[Records for this exercise]:
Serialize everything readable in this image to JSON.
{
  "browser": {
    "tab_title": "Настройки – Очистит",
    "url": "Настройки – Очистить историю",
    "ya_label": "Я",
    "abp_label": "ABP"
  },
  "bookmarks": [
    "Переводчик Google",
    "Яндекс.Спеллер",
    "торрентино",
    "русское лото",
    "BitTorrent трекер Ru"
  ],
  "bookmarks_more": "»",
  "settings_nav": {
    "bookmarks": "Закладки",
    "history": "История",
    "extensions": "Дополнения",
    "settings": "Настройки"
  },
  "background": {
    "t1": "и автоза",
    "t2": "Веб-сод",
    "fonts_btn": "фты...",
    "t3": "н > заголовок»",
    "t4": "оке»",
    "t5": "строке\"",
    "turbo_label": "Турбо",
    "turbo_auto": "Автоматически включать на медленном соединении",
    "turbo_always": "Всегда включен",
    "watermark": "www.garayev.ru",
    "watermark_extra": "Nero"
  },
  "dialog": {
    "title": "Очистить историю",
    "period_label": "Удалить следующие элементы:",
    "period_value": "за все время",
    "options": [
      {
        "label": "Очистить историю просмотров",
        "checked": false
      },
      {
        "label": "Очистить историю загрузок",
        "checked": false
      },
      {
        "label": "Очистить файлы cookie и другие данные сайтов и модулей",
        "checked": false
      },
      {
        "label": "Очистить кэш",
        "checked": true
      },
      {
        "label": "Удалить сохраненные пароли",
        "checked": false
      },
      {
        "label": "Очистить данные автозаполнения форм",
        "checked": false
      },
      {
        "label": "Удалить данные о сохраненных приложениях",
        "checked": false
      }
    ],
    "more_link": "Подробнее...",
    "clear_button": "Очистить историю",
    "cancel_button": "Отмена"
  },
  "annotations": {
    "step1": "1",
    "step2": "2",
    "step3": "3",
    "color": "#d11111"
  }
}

[Given request]:
Repeat the records above in full, character for character.

[Final answer]:
Serialize everything readable in this image to JSON.
{
  "browser": {
    "tab_title": "Настройки – Очистит",
    "url": "Настройки – Очистить историю",
    "ya_label": "Я",
    "abp_label": "ABP"
  },
  "bookmarks": [
    "Переводчик Google",
    "Яндекс.Спеллер",
    "торрентино",
    "русское лото",
    "BitTorrent трекер Ru"
  ],
  "bookmarks_more": "»",
  "settings_nav": {
    "bookmarks": "Закладки",
    "history": "История",
    "extensions": "Дополнения",
    "settings": "Настройки"
  },
  "background": {
    "t1": "и автоза",
    "t2": "Веб-сод",
    "fonts_btn": "фты...",
    "t3": "н > заголовок»",
    "t4": "оке»",
    "t5": "строке\"",
    "turbo_label": "Турбо",
    "turbo_auto": "Автоматически включать на медленном соединении",
    "turbo_always": "Всегда включен",
    "watermark": "www.garayev.ru",
    "watermark_extra": "Nero"
  },
  "dialog": {
    "title": "Очистить историю",
    "period_label": "Удалить следующие элементы:",
    "period_value": "за все время",
    "options": [
      {
        "label": "Очистить историю просмотров",
        "checked": false
      },
      {
        "label": "Очистить историю загрузок",
        "checked": false
      },
      {
        "label": "Очистить файлы cookie и другие данные сайтов и модулей",
        "checked": false
      },
      {
        "label": "Очистить кэш",
        "checked": true
      },
      {
        "label": "Удалить сохраненные пароли",
        "checked": false
      },
      {
        "label": "Очистить данные автозаполнения форм",
        "checked": false
      },
      {
        "label": "Удалить данные о сохраненных приложениях",
        "checked": false
      }
    ],
    "more_link": "Подробнее...",
    "clear_button": "Очистить историю",
    "cancel_button": "Отмена"
  },
  "annotations": {
    "step1": "1",
    "step2": "2",
    "step3": "3",
    "color": "#d11111"
  }
}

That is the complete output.